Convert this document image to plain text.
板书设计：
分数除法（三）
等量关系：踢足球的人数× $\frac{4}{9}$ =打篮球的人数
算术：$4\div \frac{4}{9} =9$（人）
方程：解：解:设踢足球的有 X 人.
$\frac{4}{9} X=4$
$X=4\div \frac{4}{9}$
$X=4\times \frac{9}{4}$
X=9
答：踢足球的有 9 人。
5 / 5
........
In the entries above, find each line with the word "frac" and show it.

**Answer to the exercise:**
等量关系：踢足球的人数× $\frac{4}{9}$ =打篮球的人数
算术：$4\div \frac{4}{9} =9$（人）
$\frac{4}{9} X=4$
$X=4\div \frac{4}{9}$
$X=4\times \frac{9}{4}$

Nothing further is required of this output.